— Start DATA TO PROCESS —

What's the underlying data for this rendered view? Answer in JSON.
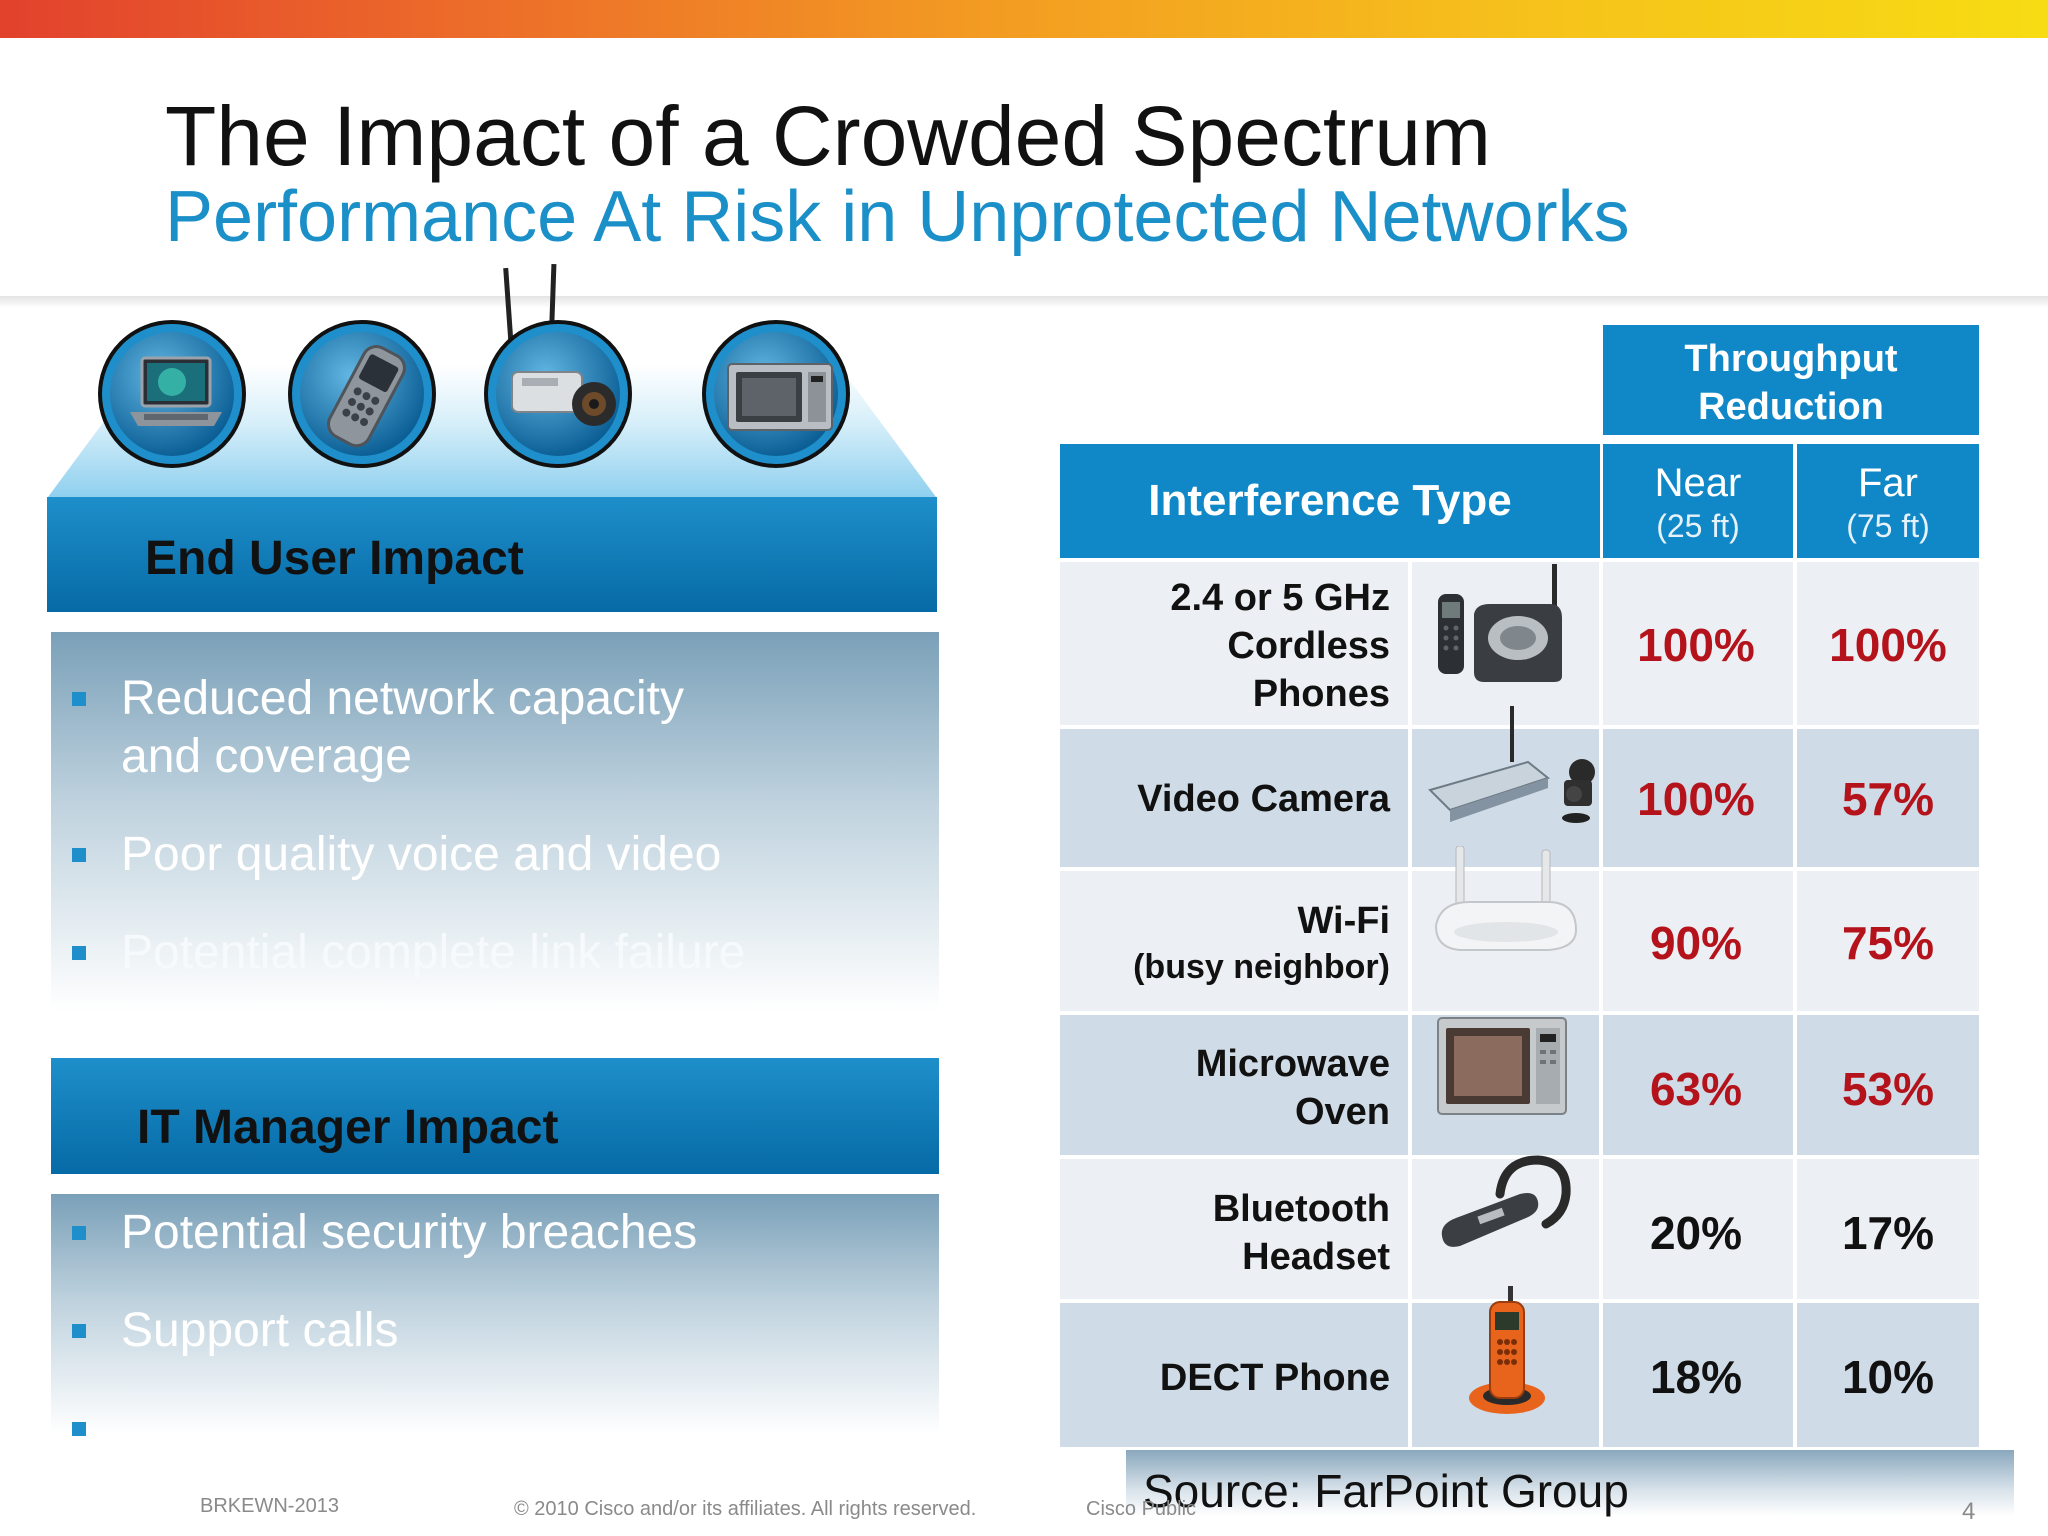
{
  "slide": {
    "title": "The Impact of a Crowded Spectrum",
    "subtitle": "Performance At Risk in Unprotected Networks"
  },
  "icons": [
    "laptop-icon",
    "smartphone-icon",
    "video-camera-icon",
    "microwave-icon"
  ],
  "end_user": {
    "heading": "End User Impact",
    "bullets": [
      "Reduced  network capacity and coverage",
      "Poor quality voice and video",
      "Potential complete link failure"
    ]
  },
  "it_manager": {
    "heading": "IT Manager Impact",
    "bullets": [
      "Potential security breaches",
      "Support calls",
      ""
    ]
  },
  "table": {
    "group_header": "Throughput Reduction",
    "col_type": "Interference Type",
    "col_near": "Near",
    "col_near_sub": "(25 ft)",
    "col_far": "Far",
    "col_far_sub": "(75 ft)",
    "rows": [
      {
        "lines": [
          "2.4 or 5 GHz",
          "Cordless",
          "Phones"
        ],
        "near": "100%",
        "far": "100%",
        "near_color": "red",
        "far_color": "red"
      },
      {
        "lines": [
          "Video Camera"
        ],
        "near": "100%",
        "far": "57%",
        "near_color": "red",
        "far_color": "red"
      },
      {
        "lines": [
          "Wi-Fi",
          "(busy neighbor)"
        ],
        "near": "90%",
        "far": "75%",
        "near_color": "red",
        "far_color": "red"
      },
      {
        "lines": [
          "Microwave",
          "Oven"
        ],
        "near": "63%",
        "far": "53%",
        "near_color": "red",
        "far_color": "red"
      },
      {
        "lines": [
          "Bluetooth",
          "Headset"
        ],
        "near": "20%",
        "far": "17%",
        "near_color": "black",
        "far_color": "black"
      },
      {
        "lines": [
          "DECT Phone"
        ],
        "near": "18%",
        "far": "10%",
        "near_color": "black",
        "far_color": "black"
      }
    ]
  },
  "source": "Source:  FarPoint Group",
  "footer": {
    "session": "BRKEWN-2013",
    "copyright": "© 2010 Cisco and/or its affiliates. All rights reserved.",
    "classification": "Cisco Public",
    "page": "4"
  },
  "colors": {
    "accent_blue": "#1087c7",
    "value_red": "#b5131b",
    "title_blue": "#1a8fc8"
  }
}
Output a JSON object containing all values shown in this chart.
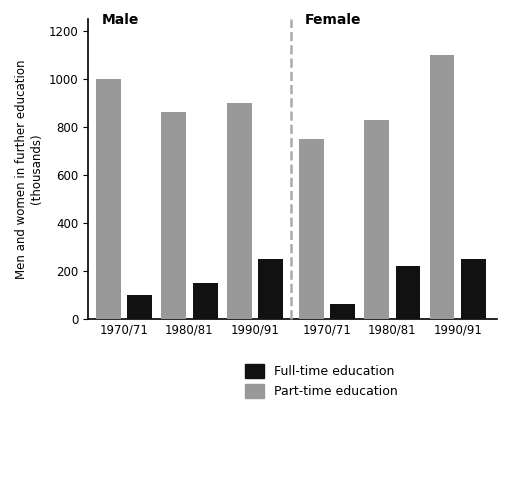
{
  "male_fulltime": [
    100,
    150,
    250
  ],
  "male_parttime": [
    1000,
    860,
    900
  ],
  "female_fulltime": [
    60,
    220,
    250
  ],
  "female_parttime": [
    750,
    830,
    1100
  ],
  "periods": [
    "1970/71",
    "1980/81",
    "1990/91"
  ],
  "ylabel_line1": "Men and women in further education",
  "ylabel_line2": "(thousands)",
  "ylim": [
    0,
    1250
  ],
  "yticks": [
    0,
    200,
    400,
    600,
    800,
    1000,
    1200
  ],
  "bar_color_fulltime": "#111111",
  "bar_color_parttime": "#999999",
  "male_label": "Male",
  "female_label": "Female",
  "legend_fulltime": "Full-time education",
  "legend_parttime": "Part-time education",
  "background_color": "#ffffff",
  "divider_color": "#aaaaaa"
}
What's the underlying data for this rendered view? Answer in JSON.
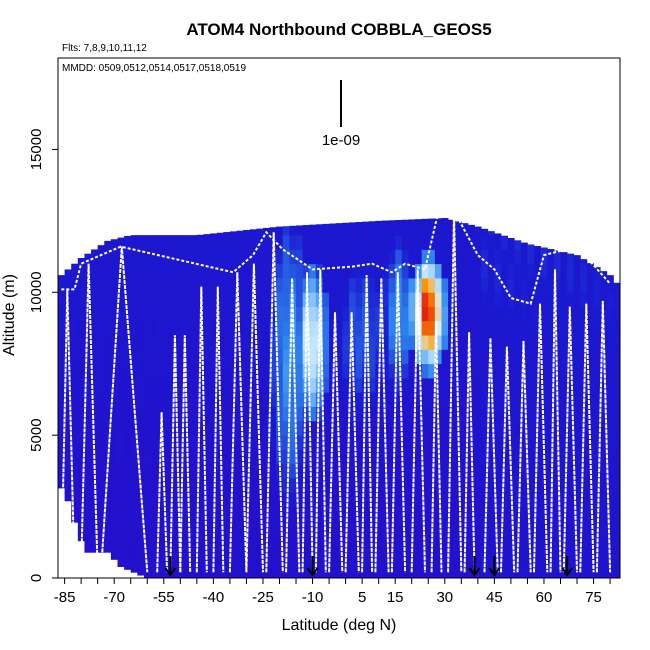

— End DATA TO PROCESS —

GIVEN EXERCISE:
All the material shown above is to be copied exactly, with no pictures carried over.

PROBLEM SOLUTION:
What's the underlying data for this rendered view? Answer in JSON.
{
  "slide": {
    "title": "The Impact of a Crowded Spectrum",
    "subtitle": "Performance At Risk in Unprotected Networks"
  },
  "icons": [
    "laptop-icon",
    "smartphone-icon",
    "video-camera-icon",
    "microwave-icon"
  ],
  "end_user": {
    "heading": "End User Impact",
    "bullets": [
      "Reduced  network capacity and coverage",
      "Poor quality voice and video",
      "Potential complete link failure"
    ]
  },
  "it_manager": {
    "heading": "IT Manager Impact",
    "bullets": [
      "Potential security breaches",
      "Support calls",
      ""
    ]
  },
  "table": {
    "group_header": "Throughput Reduction",
    "col_type": "Interference Type",
    "col_near": "Near",
    "col_near_sub": "(25 ft)",
    "col_far": "Far",
    "col_far_sub": "(75 ft)",
    "rows": [
      {
        "lines": [
          "2.4 or 5 GHz",
          "Cordless",
          "Phones"
        ],
        "near": "100%",
        "far": "100%",
        "near_color": "red",
        "far_color": "red"
      },
      {
        "lines": [
          "Video Camera"
        ],
        "near": "100%",
        "far": "57%",
        "near_color": "red",
        "far_color": "red"
      },
      {
        "lines": [
          "Wi-Fi",
          "(busy neighbor)"
        ],
        "near": "90%",
        "far": "75%",
        "near_color": "red",
        "far_color": "red"
      },
      {
        "lines": [
          "Microwave",
          "Oven"
        ],
        "near": "63%",
        "far": "53%",
        "near_color": "red",
        "far_color": "red"
      },
      {
        "lines": [
          "Bluetooth",
          "Headset"
        ],
        "near": "20%",
        "far": "17%",
        "near_color": "black",
        "far_color": "black"
      },
      {
        "lines": [
          "DECT Phone"
        ],
        "near": "18%",
        "far": "10%",
        "near_color": "black",
        "far_color": "black"
      }
    ]
  },
  "source": "Source:  FarPoint Group",
  "footer": {
    "session": "BRKEWN-2013",
    "copyright": "© 2010 Cisco and/or its affiliates. All rights reserved.",
    "classification": "Cisco Public",
    "page": "4"
  },
  "colors": {
    "accent_blue": "#1087c7",
    "value_red": "#b5131b",
    "title_blue": "#1a8fc8"
  }
}
Output a JSON object containing all values shown in this chart.
{
  "male_fulltime": [
    100,
    150,
    250
  ],
  "male_parttime": [
    1000,
    860,
    900
  ],
  "female_fulltime": [
    60,
    220,
    250
  ],
  "female_parttime": [
    750,
    830,
    1100
  ],
  "periods": [
    "1970/71",
    "1980/81",
    "1990/91"
  ],
  "ylabel_line1": "Men and women in further education",
  "ylabel_line2": "(thousands)",
  "ylim": [
    0,
    1250
  ],
  "yticks": [
    0,
    200,
    400,
    600,
    800,
    1000,
    1200
  ],
  "bar_color_fulltime": "#111111",
  "bar_color_parttime": "#999999",
  "male_label": "Male",
  "female_label": "Female",
  "legend_fulltime": "Full-time education",
  "legend_parttime": "Part-time education",
  "background_color": "#ffffff",
  "divider_color": "#aaaaaa"
}
What's the underlying data for this rendered view? Answer in JSON.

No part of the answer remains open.